INSTRUCTIONS TO FOLLOW: Copy every line of the records below where the word "Heated" occurs.

* BEGIN *

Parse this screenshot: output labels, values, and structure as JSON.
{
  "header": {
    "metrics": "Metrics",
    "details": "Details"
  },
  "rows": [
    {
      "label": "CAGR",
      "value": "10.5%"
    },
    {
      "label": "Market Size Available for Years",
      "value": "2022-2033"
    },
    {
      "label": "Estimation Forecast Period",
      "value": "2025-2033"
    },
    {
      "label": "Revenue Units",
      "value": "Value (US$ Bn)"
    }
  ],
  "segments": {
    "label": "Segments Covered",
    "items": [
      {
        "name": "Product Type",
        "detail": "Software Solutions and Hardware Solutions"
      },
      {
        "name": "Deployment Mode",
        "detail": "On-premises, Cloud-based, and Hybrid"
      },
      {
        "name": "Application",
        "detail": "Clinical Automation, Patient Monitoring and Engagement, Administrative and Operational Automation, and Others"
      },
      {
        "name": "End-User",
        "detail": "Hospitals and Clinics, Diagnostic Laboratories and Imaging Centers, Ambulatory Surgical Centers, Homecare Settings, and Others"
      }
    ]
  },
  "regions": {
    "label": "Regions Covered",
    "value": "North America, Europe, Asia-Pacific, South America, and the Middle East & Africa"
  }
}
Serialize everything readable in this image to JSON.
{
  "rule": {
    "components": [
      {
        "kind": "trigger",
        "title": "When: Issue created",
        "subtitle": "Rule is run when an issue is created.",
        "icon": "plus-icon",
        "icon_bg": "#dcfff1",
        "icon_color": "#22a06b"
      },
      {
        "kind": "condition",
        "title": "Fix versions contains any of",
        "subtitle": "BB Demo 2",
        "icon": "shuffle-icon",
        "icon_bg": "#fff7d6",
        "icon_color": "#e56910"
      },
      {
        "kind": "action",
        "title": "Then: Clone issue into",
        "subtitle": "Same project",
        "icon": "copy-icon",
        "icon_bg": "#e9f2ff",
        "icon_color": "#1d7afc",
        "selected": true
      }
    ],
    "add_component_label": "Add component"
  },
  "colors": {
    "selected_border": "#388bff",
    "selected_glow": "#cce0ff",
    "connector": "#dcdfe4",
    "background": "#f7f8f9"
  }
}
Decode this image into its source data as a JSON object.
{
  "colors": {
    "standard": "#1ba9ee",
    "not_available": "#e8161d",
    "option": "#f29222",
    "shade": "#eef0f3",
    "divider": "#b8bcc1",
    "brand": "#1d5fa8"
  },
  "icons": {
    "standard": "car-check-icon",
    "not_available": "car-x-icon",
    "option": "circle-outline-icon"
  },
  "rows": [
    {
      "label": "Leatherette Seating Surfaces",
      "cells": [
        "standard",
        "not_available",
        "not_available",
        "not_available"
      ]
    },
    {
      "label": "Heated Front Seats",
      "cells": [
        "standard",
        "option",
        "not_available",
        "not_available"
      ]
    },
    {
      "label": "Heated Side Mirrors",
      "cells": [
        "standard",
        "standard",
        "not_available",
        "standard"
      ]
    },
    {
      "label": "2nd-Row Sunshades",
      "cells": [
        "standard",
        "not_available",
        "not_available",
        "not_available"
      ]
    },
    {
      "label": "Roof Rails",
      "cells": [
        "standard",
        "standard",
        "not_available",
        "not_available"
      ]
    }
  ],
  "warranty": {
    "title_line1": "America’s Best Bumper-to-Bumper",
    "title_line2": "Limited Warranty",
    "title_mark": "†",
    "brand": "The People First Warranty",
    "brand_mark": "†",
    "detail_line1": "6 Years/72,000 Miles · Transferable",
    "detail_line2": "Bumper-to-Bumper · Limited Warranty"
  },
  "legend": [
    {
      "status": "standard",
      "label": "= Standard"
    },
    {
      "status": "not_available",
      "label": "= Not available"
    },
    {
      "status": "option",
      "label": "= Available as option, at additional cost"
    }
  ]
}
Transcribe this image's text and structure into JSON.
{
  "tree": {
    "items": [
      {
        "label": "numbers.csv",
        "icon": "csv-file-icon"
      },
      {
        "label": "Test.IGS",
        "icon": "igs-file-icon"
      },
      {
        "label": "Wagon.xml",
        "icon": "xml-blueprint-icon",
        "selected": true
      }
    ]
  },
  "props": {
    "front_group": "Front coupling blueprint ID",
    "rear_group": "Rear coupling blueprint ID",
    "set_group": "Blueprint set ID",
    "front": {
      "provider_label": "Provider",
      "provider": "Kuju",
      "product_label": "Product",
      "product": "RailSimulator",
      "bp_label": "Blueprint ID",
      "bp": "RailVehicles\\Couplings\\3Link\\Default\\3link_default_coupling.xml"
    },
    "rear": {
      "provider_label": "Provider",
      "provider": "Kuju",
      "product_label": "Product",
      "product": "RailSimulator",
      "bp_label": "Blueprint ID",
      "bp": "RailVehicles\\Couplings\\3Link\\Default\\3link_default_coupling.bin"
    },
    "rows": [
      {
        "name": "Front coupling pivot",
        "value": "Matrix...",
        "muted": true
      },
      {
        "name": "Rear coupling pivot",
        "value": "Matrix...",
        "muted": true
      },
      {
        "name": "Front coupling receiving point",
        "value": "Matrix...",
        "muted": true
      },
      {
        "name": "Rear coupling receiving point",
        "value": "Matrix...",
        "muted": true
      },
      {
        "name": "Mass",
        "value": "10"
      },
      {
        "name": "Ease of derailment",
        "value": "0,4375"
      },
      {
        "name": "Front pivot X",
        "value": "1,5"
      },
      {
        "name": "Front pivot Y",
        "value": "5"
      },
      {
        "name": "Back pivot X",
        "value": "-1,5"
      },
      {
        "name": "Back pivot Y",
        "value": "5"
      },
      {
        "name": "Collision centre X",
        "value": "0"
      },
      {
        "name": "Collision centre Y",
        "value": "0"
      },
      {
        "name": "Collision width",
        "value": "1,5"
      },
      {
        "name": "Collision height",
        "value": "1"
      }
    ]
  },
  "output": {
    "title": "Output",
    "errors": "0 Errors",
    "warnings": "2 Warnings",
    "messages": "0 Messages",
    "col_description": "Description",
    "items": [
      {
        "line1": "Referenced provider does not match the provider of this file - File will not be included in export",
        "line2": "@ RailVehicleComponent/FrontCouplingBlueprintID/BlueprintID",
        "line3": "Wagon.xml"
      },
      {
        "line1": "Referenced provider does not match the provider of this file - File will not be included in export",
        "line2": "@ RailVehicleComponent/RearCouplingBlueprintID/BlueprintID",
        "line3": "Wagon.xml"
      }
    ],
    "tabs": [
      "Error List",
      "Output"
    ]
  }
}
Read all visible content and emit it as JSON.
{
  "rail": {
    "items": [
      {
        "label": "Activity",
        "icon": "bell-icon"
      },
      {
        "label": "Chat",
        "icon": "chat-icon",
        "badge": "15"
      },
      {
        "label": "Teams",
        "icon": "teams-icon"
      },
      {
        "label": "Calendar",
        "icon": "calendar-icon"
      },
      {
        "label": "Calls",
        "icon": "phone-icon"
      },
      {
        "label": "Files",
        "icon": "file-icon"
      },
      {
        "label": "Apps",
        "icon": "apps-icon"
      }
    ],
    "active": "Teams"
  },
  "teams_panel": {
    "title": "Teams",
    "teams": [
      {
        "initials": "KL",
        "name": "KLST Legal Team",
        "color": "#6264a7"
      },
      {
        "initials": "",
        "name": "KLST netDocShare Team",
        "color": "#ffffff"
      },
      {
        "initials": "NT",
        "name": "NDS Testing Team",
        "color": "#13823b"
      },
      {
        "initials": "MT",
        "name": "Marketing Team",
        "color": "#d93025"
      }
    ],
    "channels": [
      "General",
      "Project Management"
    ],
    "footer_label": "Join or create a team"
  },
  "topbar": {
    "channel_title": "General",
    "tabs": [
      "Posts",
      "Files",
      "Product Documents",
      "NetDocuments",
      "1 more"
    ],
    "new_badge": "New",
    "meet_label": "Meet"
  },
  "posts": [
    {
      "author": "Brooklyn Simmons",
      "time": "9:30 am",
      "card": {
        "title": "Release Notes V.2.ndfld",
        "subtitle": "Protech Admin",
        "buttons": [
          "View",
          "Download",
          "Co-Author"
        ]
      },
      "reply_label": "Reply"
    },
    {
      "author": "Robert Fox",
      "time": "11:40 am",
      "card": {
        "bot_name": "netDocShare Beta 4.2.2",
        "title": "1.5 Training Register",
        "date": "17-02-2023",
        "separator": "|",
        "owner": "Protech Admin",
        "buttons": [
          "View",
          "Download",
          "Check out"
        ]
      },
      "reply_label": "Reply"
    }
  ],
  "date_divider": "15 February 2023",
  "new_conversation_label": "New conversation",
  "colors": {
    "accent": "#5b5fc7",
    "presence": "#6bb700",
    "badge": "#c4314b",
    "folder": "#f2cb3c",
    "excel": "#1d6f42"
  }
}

* END *

RESULT OF THE EXERCISE:
      "label": "Heated Front Seats",
      "label": "Heated Side Mirrors",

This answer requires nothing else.